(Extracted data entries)
-=-=-

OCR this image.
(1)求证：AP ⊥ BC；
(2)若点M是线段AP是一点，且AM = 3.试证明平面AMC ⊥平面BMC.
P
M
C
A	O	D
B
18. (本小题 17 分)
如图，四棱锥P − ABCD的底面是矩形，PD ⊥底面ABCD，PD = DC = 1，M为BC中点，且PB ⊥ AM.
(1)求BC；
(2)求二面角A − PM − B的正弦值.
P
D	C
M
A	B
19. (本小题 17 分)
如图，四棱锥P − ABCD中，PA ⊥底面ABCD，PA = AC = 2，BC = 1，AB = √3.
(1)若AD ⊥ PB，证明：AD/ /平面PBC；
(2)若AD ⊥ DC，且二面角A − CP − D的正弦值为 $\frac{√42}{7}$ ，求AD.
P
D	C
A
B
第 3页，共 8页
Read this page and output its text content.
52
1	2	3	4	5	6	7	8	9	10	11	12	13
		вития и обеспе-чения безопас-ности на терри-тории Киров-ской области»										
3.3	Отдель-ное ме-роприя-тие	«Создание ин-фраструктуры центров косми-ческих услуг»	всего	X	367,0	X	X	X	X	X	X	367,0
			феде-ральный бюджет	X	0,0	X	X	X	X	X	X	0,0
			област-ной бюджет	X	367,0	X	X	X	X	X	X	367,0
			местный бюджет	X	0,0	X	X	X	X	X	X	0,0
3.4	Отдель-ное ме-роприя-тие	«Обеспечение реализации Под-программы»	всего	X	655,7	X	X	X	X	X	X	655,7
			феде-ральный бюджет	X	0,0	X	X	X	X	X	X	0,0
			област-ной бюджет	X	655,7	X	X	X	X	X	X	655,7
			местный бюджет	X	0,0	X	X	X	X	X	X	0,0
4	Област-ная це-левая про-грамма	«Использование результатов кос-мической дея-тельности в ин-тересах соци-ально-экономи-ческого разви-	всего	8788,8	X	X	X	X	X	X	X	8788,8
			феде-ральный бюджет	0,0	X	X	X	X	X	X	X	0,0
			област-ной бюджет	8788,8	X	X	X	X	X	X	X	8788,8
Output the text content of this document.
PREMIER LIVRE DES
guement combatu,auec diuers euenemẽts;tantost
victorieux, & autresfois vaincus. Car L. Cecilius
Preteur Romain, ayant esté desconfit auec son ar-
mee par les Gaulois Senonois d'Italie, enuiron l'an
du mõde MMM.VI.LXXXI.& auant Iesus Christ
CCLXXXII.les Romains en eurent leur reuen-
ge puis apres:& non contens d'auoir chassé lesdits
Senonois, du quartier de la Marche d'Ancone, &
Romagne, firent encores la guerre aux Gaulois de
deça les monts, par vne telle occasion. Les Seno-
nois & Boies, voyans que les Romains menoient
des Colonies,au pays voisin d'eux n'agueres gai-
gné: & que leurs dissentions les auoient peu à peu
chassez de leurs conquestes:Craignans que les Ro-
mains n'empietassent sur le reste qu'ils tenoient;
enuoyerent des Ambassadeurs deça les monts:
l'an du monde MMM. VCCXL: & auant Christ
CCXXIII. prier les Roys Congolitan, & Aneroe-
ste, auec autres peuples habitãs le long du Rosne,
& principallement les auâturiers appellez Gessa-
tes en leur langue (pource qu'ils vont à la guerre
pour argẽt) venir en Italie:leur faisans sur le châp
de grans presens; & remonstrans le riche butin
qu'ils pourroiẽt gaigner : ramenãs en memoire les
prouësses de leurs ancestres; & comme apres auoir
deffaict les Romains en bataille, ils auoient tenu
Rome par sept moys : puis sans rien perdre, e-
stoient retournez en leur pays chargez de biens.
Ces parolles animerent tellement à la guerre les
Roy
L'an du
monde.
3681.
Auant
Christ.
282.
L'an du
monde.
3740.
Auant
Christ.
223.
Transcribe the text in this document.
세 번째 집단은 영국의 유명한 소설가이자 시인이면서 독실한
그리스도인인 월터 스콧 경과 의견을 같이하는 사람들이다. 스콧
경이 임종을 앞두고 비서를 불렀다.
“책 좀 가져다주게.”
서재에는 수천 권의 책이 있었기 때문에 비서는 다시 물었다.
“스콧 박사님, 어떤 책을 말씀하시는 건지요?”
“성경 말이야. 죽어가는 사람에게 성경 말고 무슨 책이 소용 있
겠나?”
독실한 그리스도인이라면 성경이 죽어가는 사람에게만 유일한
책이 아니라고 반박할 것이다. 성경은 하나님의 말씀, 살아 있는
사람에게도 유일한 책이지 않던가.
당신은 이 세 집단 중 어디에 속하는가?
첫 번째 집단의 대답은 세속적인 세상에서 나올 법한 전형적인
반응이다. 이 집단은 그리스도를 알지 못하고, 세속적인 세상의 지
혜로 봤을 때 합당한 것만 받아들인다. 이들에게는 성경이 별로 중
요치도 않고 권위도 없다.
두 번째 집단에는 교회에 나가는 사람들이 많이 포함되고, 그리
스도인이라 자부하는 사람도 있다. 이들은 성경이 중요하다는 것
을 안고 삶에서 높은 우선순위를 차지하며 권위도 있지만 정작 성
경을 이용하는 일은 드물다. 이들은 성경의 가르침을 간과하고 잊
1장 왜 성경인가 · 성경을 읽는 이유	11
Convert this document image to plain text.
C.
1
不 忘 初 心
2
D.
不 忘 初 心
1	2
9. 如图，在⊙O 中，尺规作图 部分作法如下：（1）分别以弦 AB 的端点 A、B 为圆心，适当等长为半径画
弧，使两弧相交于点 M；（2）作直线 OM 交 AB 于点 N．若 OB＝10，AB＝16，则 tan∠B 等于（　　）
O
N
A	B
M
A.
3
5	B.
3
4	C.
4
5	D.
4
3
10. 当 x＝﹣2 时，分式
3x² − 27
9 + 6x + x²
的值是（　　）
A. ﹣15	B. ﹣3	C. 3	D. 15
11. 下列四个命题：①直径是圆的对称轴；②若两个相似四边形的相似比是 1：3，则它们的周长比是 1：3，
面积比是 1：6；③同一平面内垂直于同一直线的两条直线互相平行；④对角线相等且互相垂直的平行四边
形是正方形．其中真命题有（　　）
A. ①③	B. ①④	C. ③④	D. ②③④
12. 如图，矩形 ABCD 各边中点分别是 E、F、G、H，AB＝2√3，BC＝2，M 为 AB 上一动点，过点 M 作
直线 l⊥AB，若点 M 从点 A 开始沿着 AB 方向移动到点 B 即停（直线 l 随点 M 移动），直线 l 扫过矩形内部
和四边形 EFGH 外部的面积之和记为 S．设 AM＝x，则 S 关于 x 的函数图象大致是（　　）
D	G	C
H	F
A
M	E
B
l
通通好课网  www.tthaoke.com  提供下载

-=-=-

(Work to be completed) List the lines of the material in which the word "Italie" occurs.

(The answer)
mee par les Gaulois Senonois d'Italie, enuiron l'an
pour argẽt) venir en Italie:leur faisans sur le châp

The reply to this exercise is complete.